__PROBLEM REQUIREMENTS__
Will you copy out the items below word for word, from their very first line through the line containing "table-cell[interactable]: 115 <box>45", including that line and nothing after it?

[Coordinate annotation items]
**********

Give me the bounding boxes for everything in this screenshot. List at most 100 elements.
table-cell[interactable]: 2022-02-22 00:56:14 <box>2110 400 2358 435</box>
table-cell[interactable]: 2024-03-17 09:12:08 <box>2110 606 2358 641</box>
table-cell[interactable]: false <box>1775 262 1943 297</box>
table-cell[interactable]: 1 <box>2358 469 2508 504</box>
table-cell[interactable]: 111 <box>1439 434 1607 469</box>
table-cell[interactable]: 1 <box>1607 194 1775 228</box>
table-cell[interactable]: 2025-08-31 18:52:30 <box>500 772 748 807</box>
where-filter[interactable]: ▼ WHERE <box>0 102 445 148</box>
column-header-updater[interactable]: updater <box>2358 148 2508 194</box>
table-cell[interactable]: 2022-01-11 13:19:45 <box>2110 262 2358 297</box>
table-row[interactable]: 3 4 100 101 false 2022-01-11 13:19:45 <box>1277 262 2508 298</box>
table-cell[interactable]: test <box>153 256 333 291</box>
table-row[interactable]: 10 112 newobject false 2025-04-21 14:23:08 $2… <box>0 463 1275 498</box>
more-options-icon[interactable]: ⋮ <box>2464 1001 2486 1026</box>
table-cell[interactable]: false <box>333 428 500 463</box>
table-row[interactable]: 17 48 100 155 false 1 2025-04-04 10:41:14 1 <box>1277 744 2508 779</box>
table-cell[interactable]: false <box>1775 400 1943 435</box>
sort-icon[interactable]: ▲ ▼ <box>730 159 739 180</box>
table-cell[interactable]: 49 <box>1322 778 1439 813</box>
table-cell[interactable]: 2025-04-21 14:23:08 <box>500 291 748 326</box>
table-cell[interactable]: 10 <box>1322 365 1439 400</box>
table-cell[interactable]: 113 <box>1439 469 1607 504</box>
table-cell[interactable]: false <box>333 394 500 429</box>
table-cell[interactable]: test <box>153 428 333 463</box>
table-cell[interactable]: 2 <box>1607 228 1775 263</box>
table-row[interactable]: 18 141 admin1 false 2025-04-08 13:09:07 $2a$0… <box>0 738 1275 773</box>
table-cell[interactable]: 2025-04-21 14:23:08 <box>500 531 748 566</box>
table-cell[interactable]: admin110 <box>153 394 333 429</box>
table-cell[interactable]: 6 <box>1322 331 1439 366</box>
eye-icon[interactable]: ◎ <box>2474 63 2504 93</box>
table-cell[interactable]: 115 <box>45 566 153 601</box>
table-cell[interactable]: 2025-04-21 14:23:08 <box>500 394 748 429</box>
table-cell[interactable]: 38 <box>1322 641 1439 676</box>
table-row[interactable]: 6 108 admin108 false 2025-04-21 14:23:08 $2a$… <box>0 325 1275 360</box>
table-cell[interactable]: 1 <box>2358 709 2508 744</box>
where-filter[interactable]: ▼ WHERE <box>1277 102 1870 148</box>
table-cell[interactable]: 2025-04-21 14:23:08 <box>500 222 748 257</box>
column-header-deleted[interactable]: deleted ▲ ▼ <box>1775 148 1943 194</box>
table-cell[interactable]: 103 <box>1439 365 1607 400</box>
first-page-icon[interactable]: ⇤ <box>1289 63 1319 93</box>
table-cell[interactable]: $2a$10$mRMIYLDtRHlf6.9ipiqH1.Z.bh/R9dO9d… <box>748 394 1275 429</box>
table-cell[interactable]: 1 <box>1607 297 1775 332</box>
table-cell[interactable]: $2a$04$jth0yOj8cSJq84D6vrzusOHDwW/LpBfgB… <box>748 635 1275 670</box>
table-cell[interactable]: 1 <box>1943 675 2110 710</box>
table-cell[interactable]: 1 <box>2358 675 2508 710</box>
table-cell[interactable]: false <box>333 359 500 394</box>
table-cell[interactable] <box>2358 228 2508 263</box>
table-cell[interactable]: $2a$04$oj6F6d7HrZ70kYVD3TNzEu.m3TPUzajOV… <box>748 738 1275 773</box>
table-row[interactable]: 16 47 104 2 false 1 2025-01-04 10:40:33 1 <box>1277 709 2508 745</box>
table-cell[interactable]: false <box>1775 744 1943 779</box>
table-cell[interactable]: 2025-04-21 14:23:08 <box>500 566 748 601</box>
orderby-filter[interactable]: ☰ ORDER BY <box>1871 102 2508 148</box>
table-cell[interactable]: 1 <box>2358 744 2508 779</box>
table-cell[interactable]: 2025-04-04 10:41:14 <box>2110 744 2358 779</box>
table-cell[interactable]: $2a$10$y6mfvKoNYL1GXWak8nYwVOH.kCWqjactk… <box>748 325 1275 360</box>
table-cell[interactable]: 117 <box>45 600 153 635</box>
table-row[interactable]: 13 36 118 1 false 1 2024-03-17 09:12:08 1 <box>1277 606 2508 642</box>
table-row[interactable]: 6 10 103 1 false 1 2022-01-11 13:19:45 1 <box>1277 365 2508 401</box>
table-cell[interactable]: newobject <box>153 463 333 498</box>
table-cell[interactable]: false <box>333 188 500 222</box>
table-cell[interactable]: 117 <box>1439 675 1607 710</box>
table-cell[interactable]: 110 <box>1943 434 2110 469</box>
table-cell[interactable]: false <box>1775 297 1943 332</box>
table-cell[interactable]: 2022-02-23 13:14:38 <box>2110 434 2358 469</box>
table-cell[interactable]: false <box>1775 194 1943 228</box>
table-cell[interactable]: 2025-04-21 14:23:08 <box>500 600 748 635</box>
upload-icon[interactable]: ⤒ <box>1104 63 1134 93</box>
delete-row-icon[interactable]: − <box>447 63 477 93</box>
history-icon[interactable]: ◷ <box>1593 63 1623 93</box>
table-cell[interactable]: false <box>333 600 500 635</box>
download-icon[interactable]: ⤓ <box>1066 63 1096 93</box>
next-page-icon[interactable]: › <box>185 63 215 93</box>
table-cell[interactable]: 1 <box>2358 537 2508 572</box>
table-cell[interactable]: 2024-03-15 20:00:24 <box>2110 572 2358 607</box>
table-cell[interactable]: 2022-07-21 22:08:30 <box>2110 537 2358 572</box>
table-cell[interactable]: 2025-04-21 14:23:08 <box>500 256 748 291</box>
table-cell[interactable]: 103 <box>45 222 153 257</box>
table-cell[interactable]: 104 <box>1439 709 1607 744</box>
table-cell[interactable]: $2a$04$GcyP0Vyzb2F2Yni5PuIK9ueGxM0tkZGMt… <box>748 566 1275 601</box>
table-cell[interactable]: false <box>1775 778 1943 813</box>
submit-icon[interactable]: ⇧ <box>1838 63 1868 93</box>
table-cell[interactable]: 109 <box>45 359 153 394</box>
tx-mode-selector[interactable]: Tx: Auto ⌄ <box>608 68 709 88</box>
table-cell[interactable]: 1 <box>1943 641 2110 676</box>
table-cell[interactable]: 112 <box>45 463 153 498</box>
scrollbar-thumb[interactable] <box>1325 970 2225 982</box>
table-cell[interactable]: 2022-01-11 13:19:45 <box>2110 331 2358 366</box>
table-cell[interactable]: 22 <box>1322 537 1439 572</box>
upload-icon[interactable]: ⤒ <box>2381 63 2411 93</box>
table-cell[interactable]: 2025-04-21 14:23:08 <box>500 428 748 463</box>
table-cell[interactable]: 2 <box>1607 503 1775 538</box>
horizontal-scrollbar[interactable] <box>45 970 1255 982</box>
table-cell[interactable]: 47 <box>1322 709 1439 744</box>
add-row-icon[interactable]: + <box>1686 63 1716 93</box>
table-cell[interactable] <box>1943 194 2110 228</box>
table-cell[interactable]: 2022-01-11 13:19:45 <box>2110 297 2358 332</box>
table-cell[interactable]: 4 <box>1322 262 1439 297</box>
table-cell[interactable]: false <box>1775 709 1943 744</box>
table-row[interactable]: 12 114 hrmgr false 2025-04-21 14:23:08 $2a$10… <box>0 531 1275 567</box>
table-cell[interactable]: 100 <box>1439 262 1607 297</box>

**********

__RIGHT ANSWER__
Give me the bounding boxes for everything in this screenshot. List at most 100 elements.
table-cell[interactable]: 2022-02-22 00:56:14 <box>2110 400 2358 435</box>
table-cell[interactable]: 2024-03-17 09:12:08 <box>2110 606 2358 641</box>
table-cell[interactable]: false <box>1775 262 1943 297</box>
table-cell[interactable]: 1 <box>2358 469 2508 504</box>
table-cell[interactable]: 111 <box>1439 434 1607 469</box>
table-cell[interactable]: 1 <box>1607 194 1775 228</box>
table-cell[interactable]: 2025-08-31 18:52:30 <box>500 772 748 807</box>
where-filter[interactable]: ▼ WHERE <box>0 102 445 148</box>
column-header-updater[interactable]: updater <box>2358 148 2508 194</box>
table-cell[interactable]: 2022-01-11 13:19:45 <box>2110 262 2358 297</box>
table-row[interactable]: 3 4 100 101 false 2022-01-11 13:19:45 <box>1277 262 2508 298</box>
table-cell[interactable]: test <box>153 256 333 291</box>
table-row[interactable]: 10 112 newobject false 2025-04-21 14:23:08 $2… <box>0 463 1275 498</box>
more-options-icon[interactable]: ⋮ <box>2464 1001 2486 1026</box>
table-cell[interactable]: false <box>333 428 500 463</box>
table-row[interactable]: 17 48 100 155 false 1 2025-04-04 10:41:14 1 <box>1277 744 2508 779</box>
table-cell[interactable]: false <box>1775 400 1943 435</box>
sort-icon[interactable]: ▲ ▼ <box>730 159 739 180</box>
table-cell[interactable]: 49 <box>1322 778 1439 813</box>
table-cell[interactable]: 2025-04-21 14:23:08 <box>500 291 748 326</box>
table-cell[interactable]: 10 <box>1322 365 1439 400</box>
table-cell[interactable]: 113 <box>1439 469 1607 504</box>
table-cell[interactable]: false <box>333 394 500 429</box>
table-cell[interactable]: test <box>153 428 333 463</box>
table-cell[interactable]: 2 <box>1607 228 1775 263</box>
table-row[interactable]: 18 141 admin1 false 2025-04-08 13:09:07 $2a$0… <box>0 738 1275 773</box>
table-cell[interactable]: 2025-04-21 14:23:08 <box>500 531 748 566</box>
table-cell[interactable]: admin110 <box>153 394 333 429</box>
table-cell[interactable]: 6 <box>1322 331 1439 366</box>
eye-icon[interactable]: ◎ <box>2474 63 2504 93</box>
table-cell[interactable]: 115 <box>45 566 153 601</box>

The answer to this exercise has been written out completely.